> **Job**
Rewrite the records from the first line through the line containing "caption-label: Gráfico 1. [36,459,119,476]", substituting "watermark-tile" for "watermark-square" and changing nothing else.

> **Data rows**
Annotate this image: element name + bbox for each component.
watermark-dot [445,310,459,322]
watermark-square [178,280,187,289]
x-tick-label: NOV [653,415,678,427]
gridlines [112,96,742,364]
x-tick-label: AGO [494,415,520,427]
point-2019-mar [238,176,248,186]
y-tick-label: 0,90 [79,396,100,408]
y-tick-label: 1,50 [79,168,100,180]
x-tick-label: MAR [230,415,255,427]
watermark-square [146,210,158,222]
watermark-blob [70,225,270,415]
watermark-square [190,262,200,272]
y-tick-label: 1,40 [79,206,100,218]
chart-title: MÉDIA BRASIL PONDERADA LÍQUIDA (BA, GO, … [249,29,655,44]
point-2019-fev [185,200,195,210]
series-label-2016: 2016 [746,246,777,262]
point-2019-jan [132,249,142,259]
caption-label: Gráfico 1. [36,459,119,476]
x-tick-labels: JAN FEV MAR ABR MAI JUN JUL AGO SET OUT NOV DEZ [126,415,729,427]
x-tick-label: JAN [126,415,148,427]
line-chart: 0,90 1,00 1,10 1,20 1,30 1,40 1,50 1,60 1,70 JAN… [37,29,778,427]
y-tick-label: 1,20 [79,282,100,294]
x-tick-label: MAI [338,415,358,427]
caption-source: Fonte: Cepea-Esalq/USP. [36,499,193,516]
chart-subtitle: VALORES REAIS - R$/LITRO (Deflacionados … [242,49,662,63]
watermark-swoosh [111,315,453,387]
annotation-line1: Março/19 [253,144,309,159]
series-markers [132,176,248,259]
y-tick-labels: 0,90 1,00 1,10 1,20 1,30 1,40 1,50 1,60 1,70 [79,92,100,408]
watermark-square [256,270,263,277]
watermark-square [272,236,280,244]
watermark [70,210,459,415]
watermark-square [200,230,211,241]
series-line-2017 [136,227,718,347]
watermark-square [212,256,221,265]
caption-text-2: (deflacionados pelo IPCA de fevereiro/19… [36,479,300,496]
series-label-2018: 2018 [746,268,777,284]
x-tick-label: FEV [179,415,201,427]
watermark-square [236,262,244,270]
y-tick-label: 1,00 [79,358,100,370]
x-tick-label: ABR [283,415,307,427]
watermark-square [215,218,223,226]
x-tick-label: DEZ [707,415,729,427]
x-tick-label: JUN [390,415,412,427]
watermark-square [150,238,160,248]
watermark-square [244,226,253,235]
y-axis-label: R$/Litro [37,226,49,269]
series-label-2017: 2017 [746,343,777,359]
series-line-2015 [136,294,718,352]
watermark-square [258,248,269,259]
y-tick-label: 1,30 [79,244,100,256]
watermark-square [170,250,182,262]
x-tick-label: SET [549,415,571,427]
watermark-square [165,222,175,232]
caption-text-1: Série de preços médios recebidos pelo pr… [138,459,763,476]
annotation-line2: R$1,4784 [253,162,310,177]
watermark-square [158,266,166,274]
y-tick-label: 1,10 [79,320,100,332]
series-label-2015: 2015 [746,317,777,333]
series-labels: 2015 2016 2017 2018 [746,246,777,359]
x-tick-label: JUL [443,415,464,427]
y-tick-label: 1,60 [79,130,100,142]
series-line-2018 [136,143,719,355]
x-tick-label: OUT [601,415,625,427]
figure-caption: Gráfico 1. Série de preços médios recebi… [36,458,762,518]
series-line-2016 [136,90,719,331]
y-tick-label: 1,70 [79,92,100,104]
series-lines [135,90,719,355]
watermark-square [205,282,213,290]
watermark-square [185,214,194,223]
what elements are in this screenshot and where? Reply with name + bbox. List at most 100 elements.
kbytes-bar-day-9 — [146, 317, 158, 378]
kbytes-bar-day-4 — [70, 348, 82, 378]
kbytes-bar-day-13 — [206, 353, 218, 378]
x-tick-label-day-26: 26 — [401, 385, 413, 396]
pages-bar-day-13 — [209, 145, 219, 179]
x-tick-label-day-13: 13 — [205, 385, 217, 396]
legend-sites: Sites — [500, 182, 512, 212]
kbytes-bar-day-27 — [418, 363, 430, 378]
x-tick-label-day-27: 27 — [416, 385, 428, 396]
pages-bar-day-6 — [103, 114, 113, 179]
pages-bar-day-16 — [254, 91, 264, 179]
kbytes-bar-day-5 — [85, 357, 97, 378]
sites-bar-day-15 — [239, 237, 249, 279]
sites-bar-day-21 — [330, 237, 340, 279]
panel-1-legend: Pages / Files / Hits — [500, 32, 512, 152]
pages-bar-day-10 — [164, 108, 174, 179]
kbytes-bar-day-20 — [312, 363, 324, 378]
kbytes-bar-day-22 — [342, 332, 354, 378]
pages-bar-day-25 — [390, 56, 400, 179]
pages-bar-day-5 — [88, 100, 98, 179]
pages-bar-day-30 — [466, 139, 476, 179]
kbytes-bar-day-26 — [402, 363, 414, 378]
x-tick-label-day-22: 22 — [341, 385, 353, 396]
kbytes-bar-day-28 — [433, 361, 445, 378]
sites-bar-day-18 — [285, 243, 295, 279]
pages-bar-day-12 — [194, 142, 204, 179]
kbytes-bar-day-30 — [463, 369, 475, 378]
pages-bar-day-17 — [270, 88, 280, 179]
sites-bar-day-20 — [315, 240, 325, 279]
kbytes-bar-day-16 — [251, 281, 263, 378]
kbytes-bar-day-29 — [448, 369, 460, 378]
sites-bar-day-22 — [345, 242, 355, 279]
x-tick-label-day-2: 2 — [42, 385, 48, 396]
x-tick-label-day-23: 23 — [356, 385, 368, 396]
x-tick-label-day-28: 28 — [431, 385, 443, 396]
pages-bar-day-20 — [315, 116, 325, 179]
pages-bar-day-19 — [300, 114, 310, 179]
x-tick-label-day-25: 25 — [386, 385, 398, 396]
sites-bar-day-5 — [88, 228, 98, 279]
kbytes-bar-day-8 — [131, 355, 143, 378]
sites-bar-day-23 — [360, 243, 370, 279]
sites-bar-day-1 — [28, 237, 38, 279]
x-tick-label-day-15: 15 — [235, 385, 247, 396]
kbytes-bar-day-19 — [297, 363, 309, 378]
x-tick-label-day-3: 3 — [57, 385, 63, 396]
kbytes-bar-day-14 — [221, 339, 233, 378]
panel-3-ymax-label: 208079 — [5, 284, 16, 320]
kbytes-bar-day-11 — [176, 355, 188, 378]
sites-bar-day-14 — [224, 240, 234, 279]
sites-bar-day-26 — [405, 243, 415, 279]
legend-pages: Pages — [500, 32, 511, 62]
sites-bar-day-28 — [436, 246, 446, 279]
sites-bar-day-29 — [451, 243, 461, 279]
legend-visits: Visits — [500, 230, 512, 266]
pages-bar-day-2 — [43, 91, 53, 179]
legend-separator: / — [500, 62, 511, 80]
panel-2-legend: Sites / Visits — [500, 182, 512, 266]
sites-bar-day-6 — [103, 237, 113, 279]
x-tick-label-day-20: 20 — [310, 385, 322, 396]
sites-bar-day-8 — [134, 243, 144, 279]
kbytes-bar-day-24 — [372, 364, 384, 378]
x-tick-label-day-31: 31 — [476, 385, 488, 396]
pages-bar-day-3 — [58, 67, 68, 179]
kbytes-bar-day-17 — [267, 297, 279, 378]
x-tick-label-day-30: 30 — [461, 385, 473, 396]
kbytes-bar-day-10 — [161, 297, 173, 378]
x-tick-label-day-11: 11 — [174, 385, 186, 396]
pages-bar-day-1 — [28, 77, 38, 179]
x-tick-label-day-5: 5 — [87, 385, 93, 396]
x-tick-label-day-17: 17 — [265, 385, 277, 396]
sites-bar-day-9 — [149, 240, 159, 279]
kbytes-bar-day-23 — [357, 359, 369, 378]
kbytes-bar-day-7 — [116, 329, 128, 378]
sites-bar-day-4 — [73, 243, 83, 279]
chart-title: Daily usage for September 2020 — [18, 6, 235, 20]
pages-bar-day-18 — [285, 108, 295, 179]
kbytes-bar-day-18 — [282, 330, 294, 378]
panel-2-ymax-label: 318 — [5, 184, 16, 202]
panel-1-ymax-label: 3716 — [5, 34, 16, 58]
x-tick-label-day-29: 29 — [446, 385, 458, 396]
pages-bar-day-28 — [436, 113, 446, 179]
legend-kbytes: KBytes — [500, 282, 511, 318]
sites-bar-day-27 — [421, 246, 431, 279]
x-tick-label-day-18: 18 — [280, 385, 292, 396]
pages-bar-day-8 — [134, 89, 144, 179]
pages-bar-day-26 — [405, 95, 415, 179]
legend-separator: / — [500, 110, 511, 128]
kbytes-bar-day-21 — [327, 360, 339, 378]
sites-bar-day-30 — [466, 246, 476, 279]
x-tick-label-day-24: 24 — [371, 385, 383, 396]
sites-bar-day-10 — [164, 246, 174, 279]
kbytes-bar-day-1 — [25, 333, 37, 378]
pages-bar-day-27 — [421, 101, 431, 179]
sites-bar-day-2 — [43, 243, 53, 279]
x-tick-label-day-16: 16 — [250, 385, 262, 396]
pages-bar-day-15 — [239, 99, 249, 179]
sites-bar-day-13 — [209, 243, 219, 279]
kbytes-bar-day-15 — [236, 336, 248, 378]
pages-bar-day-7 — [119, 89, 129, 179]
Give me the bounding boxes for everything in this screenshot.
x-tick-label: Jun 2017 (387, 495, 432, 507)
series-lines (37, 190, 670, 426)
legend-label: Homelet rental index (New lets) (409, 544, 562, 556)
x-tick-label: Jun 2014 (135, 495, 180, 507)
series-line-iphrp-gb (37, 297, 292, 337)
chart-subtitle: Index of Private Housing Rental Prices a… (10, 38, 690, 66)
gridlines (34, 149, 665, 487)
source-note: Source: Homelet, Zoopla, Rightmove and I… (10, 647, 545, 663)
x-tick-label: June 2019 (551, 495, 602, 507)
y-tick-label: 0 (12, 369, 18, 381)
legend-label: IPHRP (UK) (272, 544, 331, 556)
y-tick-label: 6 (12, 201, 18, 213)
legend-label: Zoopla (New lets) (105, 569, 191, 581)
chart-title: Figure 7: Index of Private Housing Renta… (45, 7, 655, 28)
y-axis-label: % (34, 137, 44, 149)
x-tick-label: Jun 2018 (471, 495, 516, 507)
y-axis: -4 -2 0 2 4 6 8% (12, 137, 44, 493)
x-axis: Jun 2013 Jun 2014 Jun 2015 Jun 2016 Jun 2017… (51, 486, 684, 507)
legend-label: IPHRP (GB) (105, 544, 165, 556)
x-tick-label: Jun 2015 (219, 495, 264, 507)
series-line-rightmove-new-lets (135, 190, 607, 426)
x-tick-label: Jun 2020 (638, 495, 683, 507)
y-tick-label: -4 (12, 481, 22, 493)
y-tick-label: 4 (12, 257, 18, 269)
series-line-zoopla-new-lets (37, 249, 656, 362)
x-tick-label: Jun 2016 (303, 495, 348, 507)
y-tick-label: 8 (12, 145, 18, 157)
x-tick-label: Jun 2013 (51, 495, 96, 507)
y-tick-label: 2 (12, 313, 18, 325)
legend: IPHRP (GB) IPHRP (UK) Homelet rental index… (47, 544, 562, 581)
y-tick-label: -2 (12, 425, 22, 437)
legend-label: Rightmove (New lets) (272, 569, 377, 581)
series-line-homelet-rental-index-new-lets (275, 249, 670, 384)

> **Expected answer**
Annotate this image: element name + bbox for each component.
watermark-dot [445,310,459,322]
watermark-tile [178,280,187,289]
x-tick-label: NOV [653,415,678,427]
gridlines [112,96,742,364]
x-tick-label: AGO [494,415,520,427]
point-2019-mar [238,176,248,186]
y-tick-label: 0,90 [79,396,100,408]
y-tick-label: 1,50 [79,168,100,180]
x-tick-label: MAR [230,415,255,427]
watermark-tile [146,210,158,222]
watermark-blob [70,225,270,415]
watermark-tile [190,262,200,272]
y-tick-label: 1,40 [79,206,100,218]
chart-title: MÉDIA BRASIL PONDERADA LÍQUIDA (BA, GO, … [249,29,655,44]
point-2019-fev [185,200,195,210]
series-label-2016: 2016 [746,246,777,262]
point-2019-jan [132,249,142,259]
caption-label: Gráfico 1. [36,459,119,476]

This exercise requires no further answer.